**What the task asks**
Reproduce the entries exactly.

[BEGIN]

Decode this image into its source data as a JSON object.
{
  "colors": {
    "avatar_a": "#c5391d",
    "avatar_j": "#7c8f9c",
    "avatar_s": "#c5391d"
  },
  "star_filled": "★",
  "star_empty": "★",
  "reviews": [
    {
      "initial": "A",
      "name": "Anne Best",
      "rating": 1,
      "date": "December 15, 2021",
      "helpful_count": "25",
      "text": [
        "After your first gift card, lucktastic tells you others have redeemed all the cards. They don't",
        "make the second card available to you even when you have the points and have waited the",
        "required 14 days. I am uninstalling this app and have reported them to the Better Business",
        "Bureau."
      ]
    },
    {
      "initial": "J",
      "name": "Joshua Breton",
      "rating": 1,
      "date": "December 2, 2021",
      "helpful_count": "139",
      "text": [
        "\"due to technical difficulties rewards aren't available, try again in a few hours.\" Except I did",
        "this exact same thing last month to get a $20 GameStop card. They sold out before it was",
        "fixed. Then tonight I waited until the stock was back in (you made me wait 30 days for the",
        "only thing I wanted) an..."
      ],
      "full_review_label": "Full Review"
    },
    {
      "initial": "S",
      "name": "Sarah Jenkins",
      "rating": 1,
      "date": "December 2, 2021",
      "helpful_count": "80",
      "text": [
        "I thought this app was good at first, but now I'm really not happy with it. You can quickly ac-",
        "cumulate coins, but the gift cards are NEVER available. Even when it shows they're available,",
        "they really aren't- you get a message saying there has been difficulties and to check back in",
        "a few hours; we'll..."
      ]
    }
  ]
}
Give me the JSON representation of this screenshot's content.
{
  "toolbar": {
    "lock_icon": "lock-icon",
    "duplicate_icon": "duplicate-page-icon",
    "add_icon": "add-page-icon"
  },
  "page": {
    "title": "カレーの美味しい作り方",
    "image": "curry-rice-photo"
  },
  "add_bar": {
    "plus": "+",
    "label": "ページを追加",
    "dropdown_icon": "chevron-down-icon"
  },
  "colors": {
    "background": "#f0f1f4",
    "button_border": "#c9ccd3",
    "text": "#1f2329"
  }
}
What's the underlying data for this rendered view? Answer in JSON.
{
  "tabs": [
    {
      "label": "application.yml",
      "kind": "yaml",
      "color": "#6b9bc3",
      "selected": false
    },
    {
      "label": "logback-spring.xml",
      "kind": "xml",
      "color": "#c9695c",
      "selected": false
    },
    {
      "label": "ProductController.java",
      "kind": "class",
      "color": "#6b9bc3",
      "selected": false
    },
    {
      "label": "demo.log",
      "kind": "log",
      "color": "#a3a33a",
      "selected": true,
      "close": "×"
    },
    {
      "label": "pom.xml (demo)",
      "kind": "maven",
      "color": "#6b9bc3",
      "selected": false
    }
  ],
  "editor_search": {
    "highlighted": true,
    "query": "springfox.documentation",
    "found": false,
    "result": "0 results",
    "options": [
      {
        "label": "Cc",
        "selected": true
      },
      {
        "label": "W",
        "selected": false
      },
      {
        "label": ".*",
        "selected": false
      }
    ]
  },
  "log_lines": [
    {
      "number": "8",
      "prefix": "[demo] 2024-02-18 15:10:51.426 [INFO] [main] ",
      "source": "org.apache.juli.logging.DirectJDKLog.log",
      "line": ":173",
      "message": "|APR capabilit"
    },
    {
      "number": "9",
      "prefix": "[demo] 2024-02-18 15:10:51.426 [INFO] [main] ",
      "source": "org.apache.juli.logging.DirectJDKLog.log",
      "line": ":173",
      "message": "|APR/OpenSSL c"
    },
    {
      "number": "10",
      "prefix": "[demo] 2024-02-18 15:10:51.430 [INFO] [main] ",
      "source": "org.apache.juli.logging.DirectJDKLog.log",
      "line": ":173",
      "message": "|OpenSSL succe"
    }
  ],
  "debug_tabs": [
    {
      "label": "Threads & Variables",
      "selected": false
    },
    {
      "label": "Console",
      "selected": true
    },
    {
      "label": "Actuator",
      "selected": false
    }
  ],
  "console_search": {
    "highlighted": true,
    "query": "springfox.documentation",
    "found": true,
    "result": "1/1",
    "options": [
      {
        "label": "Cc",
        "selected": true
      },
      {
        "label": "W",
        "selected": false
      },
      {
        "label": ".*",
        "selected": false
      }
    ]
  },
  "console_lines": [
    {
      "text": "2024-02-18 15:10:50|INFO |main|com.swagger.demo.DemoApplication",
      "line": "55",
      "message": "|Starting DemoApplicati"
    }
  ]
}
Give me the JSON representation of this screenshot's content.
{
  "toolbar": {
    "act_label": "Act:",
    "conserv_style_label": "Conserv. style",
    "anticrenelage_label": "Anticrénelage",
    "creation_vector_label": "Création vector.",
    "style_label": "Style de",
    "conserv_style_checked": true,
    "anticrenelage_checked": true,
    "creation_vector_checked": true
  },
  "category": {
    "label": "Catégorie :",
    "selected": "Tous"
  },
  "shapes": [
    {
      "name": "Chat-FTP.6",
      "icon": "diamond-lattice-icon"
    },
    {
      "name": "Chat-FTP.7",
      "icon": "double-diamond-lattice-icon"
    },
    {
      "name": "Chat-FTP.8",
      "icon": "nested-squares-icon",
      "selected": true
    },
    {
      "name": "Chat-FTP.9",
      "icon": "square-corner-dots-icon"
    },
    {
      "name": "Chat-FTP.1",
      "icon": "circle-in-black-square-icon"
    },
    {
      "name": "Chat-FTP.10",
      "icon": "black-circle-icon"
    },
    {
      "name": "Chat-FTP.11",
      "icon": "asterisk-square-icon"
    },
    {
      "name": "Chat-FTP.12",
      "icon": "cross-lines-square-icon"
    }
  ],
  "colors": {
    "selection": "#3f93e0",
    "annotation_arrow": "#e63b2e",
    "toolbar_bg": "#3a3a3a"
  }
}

[END]

**Reply**
Decode this image into its source data as a JSON object.
{
  "colors": {
    "avatar_a": "#c5391d",
    "avatar_j": "#7c8f9c",
    "avatar_s": "#c5391d"
  },
  "star_filled": "★",
  "star_empty": "★",
  "reviews": [
    {
      "initial": "A",
      "name": "Anne Best",
      "rating": 1,
      "date": "December 15, 2021",
      "helpful_count": "25",
      "text": [
        "After your first gift card, lucktastic tells you others have redeemed all the cards. They don't",
        "make the second card available to you even when you have the points and have waited the",
        "required 14 days. I am uninstalling this app and have reported them to the Better Business",
        "Bureau."
      ]
    },
    {
      "initial": "J",
      "name": "Joshua Breton",
      "rating": 1,
      "date": "December 2, 2021",
      "helpful_count": "139",
      "text": [
        "\"due to technical difficulties rewards aren't available, try again in a few hours.\" Except I did",
        "this exact same thing last month to get a $20 GameStop card. They sold out before it was",
        "fixed. Then tonight I waited until the stock was back in (you made me wait 30 days for the",
        "only thing I wanted) an..."
      ],
      "full_review_label": "Full Review"
    },
    {
      "initial": "S",
      "name": "Sarah Jenkins",
      "rating": 1,
      "date": "December 2, 2021",
      "helpful_count": "80",
      "text": [
        "I thought this app was good at first, but now I'm really not happy with it. You can quickly ac-",
        "cumulate coins, but the gift cards are NEVER available. Even when it shows they're available,",
        "they really aren't- you get a message saying there has been difficulties and to check back in",
        "a few hours; we'll..."
      ]
    }
  ]
}
Give me the JSON representation of this screenshot's content.
{
  "toolbar": {
    "lock_icon": "lock-icon",
    "duplicate_icon": "duplicate-page-icon",
    "add_icon": "add-page-icon"
  },
  "page": {
    "title": "カレーの美味しい作り方",
    "image": "curry-rice-photo"
  },
  "add_bar": {
    "plus": "+",
    "label": "ページを追加",
    "dropdown_icon": "chevron-down-icon"
  },
  "colors": {
    "background": "#f0f1f4",
    "button_border": "#c9ccd3",
    "text": "#1f2329"
  }
}
What's the underlying data for this rendered view? Answer in JSON.
{
  "tabs": [
    {
      "label": "application.yml",
      "kind": "yaml",
      "color": "#6b9bc3",
      "selected": false
    },
    {
      "label": "logback-spring.xml",
      "kind": "xml",
      "color": "#c9695c",
      "selected": false
    },
    {
      "label": "ProductController.java",
      "kind": "class",
      "color": "#6b9bc3",
      "selected": false
    },
    {
      "label": "demo.log",
      "kind": "log",
      "color": "#a3a33a",
      "selected": true,
      "close": "×"
    },
    {
      "label": "pom.xml (demo)",
      "kind": "maven",
      "color": "#6b9bc3",
      "selected": false
    }
  ],
  "editor_search": {
    "highlighted": true,
    "query": "springfox.documentation",
    "found": false,
    "result": "0 results",
    "options": [
      {
        "label": "Cc",
        "selected": true
      },
      {
        "label": "W",
        "selected": false
      },
      {
        "label": ".*",
        "selected": false
      }
    ]
  },
  "log_lines": [
    {
      "number": "8",
      "prefix": "[demo] 2024-02-18 15:10:51.426 [INFO] [main] ",
      "source": "org.apache.juli.logging.DirectJDKLog.log",
      "line": ":173",
      "message": "|APR capabilit"
    },
    {
      "number": "9",
      "prefix": "[demo] 2024-02-18 15:10:51.426 [INFO] [main] ",
      "source": "org.apache.juli.logging.DirectJDKLog.log",
      "line": ":173",
      "message": "|APR/OpenSSL c"
    },
    {
      "number": "10",
      "prefix": "[demo] 2024-02-18 15:10:51.430 [INFO] [main] ",
      "source": "org.apache.juli.logging.DirectJDKLog.log",
      "line": ":173",
      "message": "|OpenSSL succe"
    }
  ],
  "debug_tabs": [
    {
      "label": "Threads & Variables",
      "selected": false
    },
    {
      "label": "Console",
      "selected": true
    },
    {
      "label": "Actuator",
      "selected": false
    }
  ],
  "console_search": {
    "highlighted": true,
    "query": "springfox.documentation",
    "found": true,
    "result": "1/1",
    "options": [
      {
        "label": "Cc",
        "selected": true
      },
      {
        "label": "W",
        "selected": false
      },
      {
        "label": ".*",
        "selected": false
      }
    ]
  },
  "console_lines": [
    {
      "text": "2024-02-18 15:10:50|INFO |main|com.swagger.demo.DemoApplication",
      "line": "55",
      "message": "|Starting DemoApplicati"
    }
  ]
}
Give me the JSON representation of this screenshot's content.
{
  "toolbar": {
    "act_label": "Act:",
    "conserv_style_label": "Conserv. style",
    "anticrenelage_label": "Anticrénelage",
    "creation_vector_label": "Création vector.",
    "style_label": "Style de",
    "conserv_style_checked": true,
    "anticrenelage_checked": true,
    "creation_vector_checked": true
  },
  "category": {
    "label": "Catégorie :",
    "selected": "Tous"
  },
  "shapes": [
    {
      "name": "Chat-FTP.6",
      "icon": "diamond-lattice-icon"
    },
    {
      "name": "Chat-FTP.7",
      "icon": "double-diamond-lattice-icon"
    },
    {
      "name": "Chat-FTP.8",
      "icon": "nested-squares-icon",
      "selected": true
    },
    {
      "name": "Chat-FTP.9",
      "icon": "square-corner-dots-icon"
    },
    {
      "name": "Chat-FTP.1",
      "icon": "circle-in-black-square-icon"
    },
    {
      "name": "Chat-FTP.10",
      "icon": "black-circle-icon"
    },
    {
      "name": "Chat-FTP.11",
      "icon": "asterisk-square-icon"
    },
    {
      "name": "Chat-FTP.12",
      "icon": "cross-lines-square-icon"
    }
  ],
  "colors": {
    "selection": "#3f93e0",
    "annotation_arrow": "#e63b2e",
    "toolbar_bg": "#3a3a3a"
  }
}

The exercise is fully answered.